**WHAT TO WORK ON**
From the entries below, work out the number of lines that hold the word "CryptoQuant", and give that number alone.

— begin MATERIAL FOR THIS TASK —

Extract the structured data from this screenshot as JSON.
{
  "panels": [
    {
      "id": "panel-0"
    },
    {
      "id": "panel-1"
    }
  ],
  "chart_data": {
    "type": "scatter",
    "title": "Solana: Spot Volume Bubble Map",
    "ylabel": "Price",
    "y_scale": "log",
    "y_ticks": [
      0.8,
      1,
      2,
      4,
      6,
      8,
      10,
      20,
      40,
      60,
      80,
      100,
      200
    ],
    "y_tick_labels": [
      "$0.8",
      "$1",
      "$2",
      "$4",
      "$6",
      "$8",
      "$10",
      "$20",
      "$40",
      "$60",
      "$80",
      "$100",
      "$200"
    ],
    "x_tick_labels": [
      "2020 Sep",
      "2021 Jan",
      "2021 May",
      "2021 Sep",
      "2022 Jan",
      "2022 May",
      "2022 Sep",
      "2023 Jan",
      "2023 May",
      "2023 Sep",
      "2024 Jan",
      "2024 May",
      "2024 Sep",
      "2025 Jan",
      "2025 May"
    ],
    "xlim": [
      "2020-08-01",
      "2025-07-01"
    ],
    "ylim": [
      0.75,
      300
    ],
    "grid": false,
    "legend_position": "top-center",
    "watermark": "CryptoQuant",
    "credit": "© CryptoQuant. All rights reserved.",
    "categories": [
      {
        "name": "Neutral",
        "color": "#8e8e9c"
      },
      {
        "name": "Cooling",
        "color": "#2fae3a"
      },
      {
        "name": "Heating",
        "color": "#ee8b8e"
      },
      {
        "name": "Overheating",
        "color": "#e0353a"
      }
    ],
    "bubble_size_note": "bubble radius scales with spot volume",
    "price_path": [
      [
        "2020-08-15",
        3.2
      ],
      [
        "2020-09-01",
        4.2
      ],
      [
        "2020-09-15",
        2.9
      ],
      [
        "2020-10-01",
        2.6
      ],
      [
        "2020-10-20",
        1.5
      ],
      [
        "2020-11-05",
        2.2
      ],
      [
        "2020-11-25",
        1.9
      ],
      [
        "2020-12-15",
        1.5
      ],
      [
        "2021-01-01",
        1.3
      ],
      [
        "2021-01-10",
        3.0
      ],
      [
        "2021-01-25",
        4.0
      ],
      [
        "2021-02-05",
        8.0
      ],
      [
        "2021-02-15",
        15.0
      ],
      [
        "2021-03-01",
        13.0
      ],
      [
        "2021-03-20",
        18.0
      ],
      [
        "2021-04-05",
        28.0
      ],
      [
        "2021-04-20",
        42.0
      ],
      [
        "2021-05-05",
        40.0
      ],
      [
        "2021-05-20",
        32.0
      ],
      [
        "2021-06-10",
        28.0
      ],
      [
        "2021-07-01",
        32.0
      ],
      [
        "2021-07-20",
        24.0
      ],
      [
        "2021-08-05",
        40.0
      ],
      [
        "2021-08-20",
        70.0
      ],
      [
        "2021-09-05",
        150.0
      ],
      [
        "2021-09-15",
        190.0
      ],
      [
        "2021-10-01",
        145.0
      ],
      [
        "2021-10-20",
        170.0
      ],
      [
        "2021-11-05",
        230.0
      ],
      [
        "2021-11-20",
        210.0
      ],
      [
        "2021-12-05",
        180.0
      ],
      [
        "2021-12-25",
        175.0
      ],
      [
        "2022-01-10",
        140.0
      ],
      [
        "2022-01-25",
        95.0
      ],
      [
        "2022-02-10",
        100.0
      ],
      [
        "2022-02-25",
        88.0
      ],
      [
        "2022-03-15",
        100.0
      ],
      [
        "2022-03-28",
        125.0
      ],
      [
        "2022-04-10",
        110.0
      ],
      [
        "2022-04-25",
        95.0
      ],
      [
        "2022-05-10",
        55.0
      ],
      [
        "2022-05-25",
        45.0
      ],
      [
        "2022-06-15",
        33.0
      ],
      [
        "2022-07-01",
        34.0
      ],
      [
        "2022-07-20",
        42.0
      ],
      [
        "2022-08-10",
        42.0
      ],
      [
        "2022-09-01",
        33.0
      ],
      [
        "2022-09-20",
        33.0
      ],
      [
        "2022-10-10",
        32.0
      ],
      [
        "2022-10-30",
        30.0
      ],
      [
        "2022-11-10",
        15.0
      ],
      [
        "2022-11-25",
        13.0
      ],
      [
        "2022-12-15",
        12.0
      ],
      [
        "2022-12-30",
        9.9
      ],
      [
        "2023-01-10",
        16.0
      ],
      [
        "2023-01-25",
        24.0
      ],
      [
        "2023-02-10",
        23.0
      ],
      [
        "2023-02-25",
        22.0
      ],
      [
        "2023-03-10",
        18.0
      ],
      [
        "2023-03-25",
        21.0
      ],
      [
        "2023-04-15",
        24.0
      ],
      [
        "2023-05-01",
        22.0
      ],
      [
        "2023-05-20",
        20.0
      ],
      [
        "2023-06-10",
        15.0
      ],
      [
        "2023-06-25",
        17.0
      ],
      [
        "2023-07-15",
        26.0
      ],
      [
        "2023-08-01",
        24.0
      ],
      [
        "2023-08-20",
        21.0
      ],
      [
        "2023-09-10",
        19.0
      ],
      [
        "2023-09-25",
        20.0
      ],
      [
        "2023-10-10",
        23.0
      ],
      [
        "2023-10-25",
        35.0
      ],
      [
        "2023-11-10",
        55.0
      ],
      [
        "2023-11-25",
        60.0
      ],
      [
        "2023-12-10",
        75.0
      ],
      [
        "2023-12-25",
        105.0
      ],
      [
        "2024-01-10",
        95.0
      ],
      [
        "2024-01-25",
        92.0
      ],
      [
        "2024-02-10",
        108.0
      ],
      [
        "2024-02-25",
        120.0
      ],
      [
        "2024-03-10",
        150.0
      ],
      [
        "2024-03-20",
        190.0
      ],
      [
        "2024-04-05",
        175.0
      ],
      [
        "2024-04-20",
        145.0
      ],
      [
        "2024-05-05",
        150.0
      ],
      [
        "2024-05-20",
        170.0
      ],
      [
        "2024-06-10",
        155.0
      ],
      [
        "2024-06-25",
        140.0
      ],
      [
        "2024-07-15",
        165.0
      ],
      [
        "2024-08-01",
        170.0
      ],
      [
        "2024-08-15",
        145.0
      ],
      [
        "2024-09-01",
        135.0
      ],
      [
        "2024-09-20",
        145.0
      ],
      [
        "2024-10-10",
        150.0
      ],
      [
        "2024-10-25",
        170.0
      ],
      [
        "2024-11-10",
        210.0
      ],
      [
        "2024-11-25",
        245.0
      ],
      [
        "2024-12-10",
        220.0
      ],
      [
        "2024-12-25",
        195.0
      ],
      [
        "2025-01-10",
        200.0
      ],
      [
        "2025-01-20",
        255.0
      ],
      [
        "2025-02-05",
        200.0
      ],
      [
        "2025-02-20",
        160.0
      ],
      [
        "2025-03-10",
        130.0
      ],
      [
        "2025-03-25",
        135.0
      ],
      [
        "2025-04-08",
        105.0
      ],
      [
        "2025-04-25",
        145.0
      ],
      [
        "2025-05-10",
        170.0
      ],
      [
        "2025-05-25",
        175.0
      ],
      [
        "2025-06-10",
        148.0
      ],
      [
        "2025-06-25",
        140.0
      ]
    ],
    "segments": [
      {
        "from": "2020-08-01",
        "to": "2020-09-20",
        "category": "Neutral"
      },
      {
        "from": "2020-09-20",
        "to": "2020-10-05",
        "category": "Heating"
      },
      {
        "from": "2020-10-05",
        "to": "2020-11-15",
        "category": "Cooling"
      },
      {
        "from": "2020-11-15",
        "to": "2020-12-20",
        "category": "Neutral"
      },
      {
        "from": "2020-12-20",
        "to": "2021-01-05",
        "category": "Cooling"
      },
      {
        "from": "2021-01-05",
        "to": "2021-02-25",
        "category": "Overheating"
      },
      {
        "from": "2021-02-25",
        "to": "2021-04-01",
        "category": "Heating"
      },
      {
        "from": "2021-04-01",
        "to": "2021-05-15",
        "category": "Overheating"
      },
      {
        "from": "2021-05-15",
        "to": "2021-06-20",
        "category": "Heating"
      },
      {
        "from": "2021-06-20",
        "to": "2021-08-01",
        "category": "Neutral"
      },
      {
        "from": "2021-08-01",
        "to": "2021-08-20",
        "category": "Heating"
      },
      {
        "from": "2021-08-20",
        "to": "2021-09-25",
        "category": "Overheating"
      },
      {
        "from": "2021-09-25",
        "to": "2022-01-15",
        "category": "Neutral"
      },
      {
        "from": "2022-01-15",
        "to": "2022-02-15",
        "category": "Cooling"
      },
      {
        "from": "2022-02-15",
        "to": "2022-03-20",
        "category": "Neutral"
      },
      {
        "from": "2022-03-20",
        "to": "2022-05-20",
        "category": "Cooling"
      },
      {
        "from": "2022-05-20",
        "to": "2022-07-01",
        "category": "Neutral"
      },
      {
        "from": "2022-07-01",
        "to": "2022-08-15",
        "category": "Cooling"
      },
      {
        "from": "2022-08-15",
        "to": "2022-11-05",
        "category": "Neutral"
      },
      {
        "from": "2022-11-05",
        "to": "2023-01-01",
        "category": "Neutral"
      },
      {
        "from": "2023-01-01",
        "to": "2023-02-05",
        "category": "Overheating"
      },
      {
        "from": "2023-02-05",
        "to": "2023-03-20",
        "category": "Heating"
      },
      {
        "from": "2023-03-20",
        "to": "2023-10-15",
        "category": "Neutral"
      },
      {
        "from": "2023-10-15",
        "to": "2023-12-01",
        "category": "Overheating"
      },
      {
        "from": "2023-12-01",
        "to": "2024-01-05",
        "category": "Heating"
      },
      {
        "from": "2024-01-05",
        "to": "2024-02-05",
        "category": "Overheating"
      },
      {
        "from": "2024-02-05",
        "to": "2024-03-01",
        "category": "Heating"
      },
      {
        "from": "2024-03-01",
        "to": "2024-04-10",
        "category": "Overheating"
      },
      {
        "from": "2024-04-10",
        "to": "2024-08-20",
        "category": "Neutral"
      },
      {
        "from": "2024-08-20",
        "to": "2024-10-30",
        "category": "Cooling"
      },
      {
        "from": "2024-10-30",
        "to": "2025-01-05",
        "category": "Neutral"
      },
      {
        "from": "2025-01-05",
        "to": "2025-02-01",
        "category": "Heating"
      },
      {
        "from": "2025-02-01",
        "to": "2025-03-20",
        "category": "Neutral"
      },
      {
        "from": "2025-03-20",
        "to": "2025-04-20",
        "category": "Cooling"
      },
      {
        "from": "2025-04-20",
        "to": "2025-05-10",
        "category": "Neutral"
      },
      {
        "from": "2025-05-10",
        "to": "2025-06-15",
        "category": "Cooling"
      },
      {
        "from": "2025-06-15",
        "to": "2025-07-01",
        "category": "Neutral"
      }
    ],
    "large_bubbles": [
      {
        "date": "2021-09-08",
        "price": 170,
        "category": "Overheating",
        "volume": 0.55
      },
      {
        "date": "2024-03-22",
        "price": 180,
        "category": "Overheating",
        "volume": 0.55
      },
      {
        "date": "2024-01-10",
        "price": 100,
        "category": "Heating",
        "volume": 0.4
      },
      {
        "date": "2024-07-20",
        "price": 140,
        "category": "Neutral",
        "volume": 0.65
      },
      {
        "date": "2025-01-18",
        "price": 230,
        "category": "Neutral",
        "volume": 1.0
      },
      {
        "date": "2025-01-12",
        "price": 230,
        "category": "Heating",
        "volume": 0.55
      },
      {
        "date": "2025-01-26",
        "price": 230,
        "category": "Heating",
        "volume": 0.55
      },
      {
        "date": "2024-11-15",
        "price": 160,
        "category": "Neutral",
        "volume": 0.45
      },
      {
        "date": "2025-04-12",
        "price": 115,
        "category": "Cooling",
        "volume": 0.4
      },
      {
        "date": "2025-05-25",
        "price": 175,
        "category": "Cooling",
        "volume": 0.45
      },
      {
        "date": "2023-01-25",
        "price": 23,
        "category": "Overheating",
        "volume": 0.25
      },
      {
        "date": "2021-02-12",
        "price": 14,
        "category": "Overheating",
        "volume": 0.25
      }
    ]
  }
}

— end MATERIAL FOR THIS TASK —

**OUTPUT OF THE TASK**
2